>> begin Data supplied
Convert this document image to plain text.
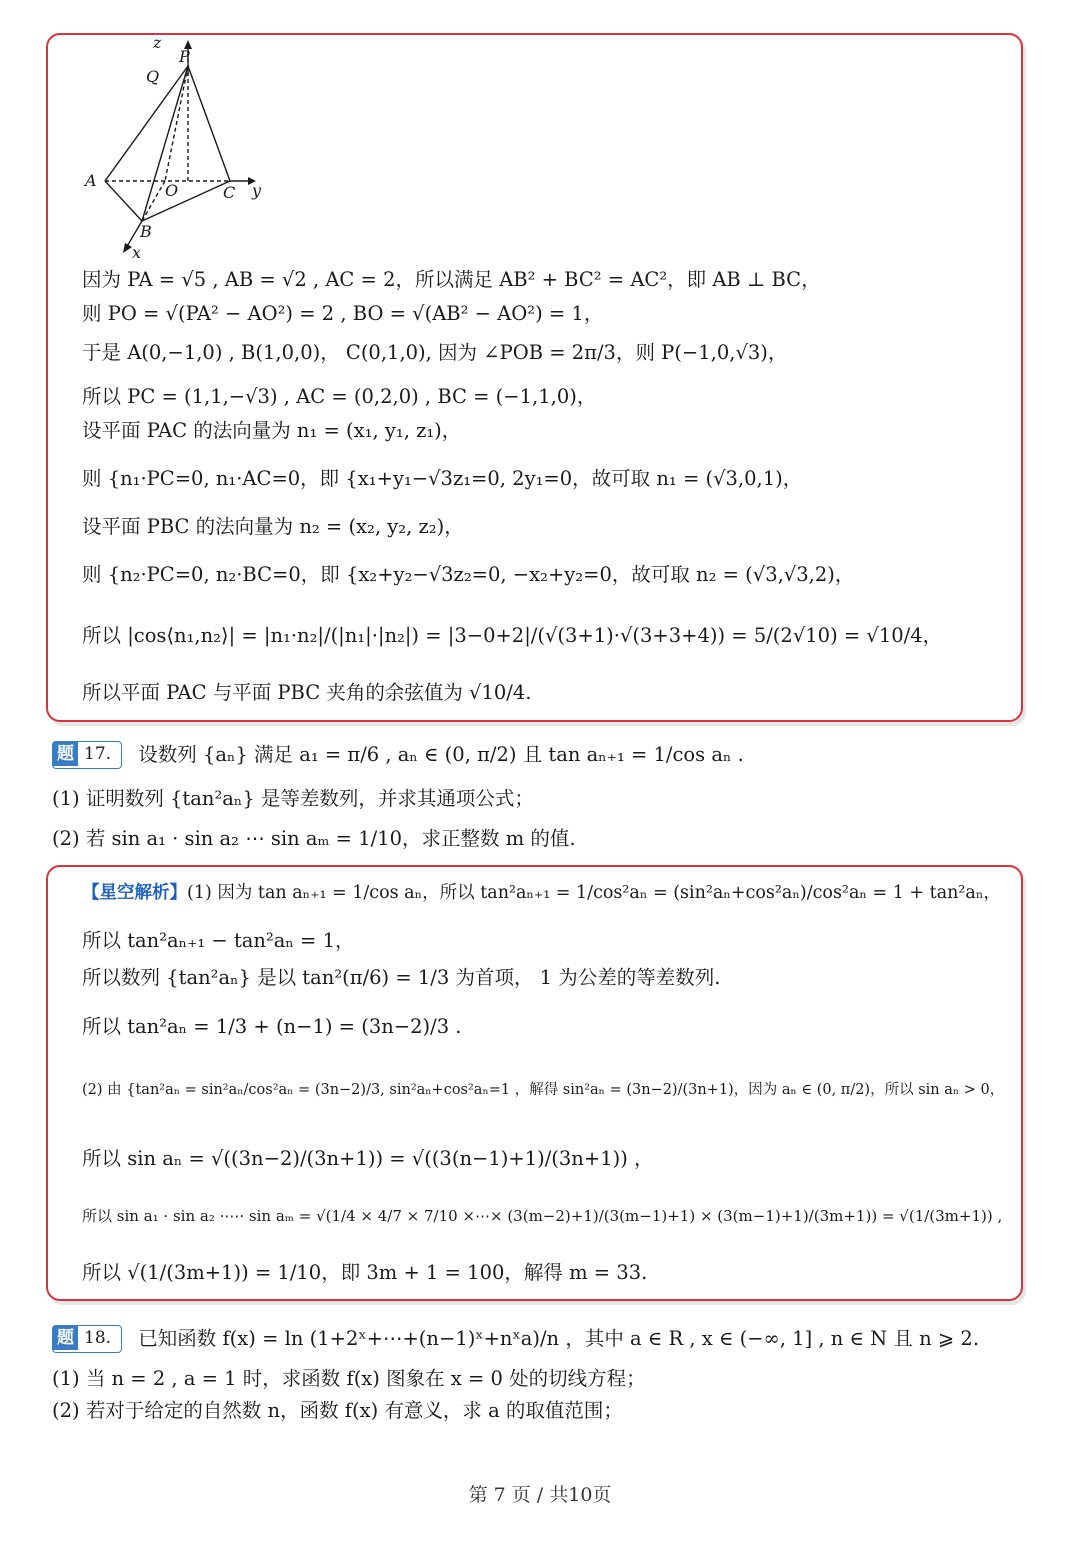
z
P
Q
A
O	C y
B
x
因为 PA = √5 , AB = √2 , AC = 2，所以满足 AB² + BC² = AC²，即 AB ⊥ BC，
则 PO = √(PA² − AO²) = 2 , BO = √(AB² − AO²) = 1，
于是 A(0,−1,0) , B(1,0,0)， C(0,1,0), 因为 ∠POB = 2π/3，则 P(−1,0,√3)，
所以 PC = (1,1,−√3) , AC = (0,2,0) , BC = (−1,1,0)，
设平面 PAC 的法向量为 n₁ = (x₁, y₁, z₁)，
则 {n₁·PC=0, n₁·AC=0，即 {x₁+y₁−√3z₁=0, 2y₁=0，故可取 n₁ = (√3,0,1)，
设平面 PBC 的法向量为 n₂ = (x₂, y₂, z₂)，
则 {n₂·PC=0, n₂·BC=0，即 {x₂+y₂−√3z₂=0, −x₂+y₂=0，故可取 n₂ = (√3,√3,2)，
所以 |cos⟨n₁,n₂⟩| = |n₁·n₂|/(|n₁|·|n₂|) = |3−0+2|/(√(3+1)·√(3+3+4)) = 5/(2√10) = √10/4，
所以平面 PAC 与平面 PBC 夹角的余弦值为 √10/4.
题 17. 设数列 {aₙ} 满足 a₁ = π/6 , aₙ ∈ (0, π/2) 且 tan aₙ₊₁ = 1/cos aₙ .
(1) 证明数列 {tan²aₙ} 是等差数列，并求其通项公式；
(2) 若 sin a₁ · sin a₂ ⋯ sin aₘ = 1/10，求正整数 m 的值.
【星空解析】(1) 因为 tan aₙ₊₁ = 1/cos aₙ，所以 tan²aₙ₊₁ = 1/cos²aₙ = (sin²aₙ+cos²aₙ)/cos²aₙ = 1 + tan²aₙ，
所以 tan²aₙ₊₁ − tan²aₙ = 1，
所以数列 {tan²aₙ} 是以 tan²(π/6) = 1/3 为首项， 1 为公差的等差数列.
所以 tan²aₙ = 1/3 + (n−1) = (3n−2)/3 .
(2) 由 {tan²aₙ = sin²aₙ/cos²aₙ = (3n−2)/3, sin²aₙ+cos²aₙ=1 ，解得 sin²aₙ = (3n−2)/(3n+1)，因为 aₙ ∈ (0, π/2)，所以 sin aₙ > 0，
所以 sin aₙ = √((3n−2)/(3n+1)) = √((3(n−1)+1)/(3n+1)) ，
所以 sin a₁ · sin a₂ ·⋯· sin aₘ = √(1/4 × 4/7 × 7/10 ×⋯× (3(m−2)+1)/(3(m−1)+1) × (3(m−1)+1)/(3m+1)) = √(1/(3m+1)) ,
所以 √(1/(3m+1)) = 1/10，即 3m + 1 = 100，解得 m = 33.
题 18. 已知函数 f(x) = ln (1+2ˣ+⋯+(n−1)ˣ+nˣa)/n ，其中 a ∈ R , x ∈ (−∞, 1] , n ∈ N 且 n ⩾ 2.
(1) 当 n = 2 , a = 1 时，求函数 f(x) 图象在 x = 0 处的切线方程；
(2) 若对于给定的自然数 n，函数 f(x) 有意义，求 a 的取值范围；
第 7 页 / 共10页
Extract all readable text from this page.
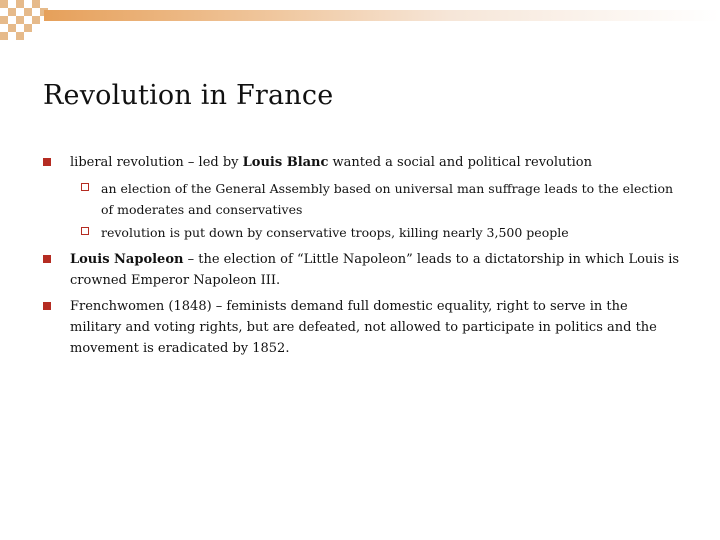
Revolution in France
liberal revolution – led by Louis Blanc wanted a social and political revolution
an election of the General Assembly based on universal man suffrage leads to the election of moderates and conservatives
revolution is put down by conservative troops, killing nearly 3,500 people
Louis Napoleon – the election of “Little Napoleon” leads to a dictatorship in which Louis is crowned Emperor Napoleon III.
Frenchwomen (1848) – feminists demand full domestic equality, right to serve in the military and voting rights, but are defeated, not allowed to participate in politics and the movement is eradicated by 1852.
>> end Data supplied
* _What you have to do_:
Among the lines of the data above, determine how many contain the word "text". Report the number alone.

* _Response to this exercise_:
2